▶ _Stated goal_: Pull each line holding "processing" out of the entries below.

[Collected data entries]
* Begin *

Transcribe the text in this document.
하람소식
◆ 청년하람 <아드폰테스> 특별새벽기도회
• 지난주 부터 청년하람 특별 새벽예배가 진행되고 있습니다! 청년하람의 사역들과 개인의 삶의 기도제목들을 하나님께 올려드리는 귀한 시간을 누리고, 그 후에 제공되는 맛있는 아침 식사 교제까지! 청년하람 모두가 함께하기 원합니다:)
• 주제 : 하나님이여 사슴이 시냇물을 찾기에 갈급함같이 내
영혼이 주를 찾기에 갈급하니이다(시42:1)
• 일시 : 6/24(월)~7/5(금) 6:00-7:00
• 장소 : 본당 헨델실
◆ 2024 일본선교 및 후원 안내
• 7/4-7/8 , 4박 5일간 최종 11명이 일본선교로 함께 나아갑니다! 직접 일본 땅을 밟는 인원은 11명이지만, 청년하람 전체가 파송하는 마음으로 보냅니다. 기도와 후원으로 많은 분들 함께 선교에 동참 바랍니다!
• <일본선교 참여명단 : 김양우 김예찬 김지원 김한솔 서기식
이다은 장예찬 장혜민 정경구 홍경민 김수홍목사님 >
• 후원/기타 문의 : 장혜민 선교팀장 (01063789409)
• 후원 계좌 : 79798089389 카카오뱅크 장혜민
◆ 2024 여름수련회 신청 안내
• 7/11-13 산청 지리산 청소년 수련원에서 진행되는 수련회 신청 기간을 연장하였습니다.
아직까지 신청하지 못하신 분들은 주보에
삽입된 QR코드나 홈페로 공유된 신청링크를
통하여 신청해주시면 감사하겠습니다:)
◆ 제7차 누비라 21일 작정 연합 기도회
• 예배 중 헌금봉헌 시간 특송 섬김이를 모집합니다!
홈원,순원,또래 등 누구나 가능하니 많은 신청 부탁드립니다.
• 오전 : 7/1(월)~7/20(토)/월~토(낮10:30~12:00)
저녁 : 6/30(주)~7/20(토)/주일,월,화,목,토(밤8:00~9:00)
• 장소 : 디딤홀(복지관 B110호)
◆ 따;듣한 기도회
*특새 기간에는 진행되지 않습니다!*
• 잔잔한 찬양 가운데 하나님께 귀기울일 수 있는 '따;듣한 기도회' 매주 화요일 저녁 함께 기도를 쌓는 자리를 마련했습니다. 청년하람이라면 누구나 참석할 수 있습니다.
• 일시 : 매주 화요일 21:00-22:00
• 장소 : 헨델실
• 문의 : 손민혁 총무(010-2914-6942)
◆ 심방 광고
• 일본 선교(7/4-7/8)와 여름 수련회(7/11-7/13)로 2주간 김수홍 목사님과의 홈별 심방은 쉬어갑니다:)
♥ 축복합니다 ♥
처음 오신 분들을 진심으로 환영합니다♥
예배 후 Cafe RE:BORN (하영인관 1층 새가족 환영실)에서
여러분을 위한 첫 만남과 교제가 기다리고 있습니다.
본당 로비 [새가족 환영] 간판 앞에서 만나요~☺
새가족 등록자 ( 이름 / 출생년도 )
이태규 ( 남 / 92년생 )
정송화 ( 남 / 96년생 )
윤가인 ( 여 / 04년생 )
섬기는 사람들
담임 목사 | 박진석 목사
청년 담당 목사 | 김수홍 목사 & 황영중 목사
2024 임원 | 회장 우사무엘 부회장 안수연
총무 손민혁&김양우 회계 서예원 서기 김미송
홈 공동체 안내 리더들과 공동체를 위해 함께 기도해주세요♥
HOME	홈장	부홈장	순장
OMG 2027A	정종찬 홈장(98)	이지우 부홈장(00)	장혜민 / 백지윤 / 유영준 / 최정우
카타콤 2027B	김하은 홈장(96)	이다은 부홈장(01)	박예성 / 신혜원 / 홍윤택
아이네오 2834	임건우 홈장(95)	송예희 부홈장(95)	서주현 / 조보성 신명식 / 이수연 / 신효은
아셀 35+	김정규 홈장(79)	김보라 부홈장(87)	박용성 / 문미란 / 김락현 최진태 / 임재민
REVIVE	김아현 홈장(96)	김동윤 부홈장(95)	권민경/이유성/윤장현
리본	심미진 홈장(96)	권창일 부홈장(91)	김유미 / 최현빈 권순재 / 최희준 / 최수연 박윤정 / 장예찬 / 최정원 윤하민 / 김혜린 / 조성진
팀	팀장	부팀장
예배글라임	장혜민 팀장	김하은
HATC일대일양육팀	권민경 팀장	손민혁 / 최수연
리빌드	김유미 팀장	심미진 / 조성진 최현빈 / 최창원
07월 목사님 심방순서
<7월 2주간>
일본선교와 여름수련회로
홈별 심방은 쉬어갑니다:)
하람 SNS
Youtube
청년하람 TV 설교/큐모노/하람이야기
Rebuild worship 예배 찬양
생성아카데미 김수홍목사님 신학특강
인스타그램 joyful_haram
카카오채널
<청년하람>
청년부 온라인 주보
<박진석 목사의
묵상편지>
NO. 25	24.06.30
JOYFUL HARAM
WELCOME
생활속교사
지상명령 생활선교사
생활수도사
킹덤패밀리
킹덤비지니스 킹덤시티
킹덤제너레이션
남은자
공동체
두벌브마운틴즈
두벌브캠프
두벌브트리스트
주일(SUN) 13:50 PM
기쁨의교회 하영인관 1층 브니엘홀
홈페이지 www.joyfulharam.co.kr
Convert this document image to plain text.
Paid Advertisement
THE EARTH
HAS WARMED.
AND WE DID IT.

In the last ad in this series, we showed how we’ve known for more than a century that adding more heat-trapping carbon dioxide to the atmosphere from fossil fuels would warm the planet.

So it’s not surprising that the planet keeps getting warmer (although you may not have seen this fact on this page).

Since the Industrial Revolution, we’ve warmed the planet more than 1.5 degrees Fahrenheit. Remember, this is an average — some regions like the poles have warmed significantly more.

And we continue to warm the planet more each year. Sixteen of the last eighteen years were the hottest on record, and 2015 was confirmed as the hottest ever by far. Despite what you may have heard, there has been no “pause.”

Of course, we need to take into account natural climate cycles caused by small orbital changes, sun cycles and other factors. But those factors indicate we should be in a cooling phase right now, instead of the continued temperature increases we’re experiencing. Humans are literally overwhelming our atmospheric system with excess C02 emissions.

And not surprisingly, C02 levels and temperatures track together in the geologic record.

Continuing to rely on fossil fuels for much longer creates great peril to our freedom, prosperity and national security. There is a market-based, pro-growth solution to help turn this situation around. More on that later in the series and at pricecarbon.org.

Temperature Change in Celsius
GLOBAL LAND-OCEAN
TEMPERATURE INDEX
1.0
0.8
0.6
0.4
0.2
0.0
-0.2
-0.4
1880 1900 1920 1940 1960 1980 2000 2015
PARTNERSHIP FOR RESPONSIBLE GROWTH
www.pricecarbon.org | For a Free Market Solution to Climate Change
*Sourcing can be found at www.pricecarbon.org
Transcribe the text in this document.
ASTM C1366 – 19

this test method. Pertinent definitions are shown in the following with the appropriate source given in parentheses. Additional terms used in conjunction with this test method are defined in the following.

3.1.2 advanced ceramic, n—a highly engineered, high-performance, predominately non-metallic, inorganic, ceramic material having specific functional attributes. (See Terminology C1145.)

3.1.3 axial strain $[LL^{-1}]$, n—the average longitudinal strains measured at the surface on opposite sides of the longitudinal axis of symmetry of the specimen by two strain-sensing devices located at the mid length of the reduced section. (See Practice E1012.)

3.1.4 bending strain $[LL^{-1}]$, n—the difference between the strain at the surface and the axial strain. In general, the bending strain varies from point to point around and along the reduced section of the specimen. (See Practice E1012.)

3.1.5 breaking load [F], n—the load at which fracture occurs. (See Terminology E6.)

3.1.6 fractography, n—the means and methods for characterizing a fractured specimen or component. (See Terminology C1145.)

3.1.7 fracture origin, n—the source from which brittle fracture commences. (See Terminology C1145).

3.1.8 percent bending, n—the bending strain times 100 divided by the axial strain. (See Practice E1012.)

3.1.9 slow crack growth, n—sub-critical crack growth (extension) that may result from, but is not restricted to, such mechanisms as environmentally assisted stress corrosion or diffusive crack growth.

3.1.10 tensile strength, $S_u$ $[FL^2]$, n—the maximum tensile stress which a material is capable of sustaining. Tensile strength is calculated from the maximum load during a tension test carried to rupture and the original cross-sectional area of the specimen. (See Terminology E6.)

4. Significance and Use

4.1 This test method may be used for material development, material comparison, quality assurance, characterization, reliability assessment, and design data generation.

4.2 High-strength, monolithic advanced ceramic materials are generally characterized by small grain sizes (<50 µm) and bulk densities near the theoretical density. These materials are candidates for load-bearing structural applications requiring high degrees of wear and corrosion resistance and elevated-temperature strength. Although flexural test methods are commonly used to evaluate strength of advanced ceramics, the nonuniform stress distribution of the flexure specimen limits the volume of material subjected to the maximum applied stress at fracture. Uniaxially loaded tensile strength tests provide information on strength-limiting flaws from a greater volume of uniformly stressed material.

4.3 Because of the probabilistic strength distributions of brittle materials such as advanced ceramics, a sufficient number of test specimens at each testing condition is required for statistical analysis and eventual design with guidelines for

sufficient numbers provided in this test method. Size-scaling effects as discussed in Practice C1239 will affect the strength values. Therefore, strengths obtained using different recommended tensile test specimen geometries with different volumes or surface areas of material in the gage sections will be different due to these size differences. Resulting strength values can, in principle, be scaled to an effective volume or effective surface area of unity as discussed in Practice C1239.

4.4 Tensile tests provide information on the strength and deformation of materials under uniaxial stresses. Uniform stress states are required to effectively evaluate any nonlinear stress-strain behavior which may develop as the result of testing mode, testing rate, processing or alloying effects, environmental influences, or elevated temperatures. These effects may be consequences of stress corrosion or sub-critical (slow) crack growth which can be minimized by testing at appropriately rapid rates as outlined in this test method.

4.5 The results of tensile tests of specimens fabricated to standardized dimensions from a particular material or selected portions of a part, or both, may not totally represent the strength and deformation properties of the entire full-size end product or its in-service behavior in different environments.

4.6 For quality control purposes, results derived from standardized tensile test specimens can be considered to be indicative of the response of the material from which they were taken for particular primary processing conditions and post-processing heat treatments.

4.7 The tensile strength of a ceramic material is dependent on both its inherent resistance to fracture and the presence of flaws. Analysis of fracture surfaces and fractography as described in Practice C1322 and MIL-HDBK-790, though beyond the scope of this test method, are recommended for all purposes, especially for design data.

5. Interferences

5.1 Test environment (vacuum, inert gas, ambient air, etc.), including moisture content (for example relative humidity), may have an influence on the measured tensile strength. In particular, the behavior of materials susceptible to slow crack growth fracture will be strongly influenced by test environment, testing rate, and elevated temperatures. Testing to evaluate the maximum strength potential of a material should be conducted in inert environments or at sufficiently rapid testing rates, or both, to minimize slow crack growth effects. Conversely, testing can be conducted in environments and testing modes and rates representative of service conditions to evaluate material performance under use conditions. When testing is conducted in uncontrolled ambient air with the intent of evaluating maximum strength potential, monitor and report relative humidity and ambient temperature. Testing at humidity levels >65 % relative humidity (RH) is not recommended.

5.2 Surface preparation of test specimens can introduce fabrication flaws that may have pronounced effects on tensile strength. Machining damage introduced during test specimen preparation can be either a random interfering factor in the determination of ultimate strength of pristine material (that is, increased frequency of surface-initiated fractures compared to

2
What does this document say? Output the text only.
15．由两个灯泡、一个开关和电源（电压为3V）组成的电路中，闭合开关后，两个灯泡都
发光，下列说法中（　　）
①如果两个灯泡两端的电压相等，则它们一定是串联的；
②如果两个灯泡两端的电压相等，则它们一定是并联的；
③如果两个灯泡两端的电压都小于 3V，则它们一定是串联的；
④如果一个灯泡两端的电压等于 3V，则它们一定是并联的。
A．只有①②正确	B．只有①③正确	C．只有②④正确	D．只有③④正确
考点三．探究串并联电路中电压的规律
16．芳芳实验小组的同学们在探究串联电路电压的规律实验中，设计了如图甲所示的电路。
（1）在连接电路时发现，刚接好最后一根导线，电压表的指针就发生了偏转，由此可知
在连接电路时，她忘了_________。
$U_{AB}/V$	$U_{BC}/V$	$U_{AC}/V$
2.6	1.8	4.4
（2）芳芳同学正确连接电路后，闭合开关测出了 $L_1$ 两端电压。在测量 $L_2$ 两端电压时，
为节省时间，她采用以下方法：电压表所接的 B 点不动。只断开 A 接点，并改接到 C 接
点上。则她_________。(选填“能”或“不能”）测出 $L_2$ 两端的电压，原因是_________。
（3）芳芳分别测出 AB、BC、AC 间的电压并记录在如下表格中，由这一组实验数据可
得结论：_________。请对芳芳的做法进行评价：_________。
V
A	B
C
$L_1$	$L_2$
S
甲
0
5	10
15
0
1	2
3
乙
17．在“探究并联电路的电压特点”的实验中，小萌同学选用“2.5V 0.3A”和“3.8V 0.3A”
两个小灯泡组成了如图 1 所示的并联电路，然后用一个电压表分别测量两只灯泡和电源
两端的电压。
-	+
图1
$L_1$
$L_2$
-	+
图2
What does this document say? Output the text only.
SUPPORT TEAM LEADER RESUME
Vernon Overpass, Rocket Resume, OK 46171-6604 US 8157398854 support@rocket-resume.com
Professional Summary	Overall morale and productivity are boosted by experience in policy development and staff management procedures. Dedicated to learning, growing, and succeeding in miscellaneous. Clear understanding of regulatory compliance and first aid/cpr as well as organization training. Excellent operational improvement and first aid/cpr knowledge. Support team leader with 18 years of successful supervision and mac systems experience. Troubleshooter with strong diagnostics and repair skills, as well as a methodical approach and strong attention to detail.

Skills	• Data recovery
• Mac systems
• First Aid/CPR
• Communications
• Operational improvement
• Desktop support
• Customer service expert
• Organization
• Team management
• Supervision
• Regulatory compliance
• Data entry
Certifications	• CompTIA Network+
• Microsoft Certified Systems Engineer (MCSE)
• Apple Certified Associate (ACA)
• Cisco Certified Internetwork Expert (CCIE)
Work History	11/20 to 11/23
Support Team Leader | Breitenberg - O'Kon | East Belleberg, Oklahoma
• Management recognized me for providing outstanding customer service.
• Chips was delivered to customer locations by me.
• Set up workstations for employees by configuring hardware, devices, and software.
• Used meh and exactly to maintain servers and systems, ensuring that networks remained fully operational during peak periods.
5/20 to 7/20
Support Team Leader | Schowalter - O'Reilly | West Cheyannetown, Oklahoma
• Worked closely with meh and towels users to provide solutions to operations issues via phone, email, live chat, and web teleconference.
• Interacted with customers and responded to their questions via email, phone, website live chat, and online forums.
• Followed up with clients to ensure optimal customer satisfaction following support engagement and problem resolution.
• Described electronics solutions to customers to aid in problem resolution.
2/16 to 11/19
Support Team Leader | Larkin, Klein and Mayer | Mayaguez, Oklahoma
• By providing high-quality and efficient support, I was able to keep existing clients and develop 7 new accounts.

* End *

▶ _Right answer_:
4.4 Tensile tests provide information on the strength and deformation of materials under uniaxial stresses. Uniform stress states are required to effectively evaluate any nonlinear stress-strain behavior which may develop as the result of testing mode, testing rate, processing or alloying effects, environmental influences, or elevated temperatures. These effects may be consequences of stress corrosion or sub-critical (slow) crack growth which can be minimized by testing at appropriately rapid rates as outlined in this test method.
4.6 For quality control purposes, results derived from standardized tensile test specimens can be considered to be indicative of the response of the material from which they were taken for particular primary processing conditions and post-processing heat treatments.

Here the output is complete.